◆ Work task
Look through the entries below and report every line that has "text".

◆ Extracted entries
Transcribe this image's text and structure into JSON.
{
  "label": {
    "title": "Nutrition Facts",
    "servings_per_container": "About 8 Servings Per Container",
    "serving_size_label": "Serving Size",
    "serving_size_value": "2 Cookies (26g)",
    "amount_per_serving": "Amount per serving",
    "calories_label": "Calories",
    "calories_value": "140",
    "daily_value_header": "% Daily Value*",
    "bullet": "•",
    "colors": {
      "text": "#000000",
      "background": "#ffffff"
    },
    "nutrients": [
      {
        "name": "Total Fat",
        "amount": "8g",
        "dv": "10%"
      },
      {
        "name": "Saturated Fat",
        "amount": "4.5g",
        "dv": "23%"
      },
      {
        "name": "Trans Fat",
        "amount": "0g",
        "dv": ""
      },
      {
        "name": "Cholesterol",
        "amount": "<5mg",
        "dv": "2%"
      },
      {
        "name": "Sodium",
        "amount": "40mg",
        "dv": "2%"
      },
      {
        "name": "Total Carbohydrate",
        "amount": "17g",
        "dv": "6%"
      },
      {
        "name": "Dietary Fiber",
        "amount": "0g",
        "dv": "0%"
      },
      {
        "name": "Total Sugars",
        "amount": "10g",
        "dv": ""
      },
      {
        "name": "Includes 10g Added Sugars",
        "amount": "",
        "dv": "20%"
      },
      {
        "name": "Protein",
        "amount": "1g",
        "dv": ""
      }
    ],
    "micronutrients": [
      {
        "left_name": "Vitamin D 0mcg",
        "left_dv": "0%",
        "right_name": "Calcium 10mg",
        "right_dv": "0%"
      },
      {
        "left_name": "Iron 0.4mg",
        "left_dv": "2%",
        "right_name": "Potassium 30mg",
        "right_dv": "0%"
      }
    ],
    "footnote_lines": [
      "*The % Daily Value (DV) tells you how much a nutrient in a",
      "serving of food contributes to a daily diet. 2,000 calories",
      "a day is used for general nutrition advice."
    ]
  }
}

◆ Response for this exercise
Transcribe this image's text and structure into JSON.
      "text": "#000000",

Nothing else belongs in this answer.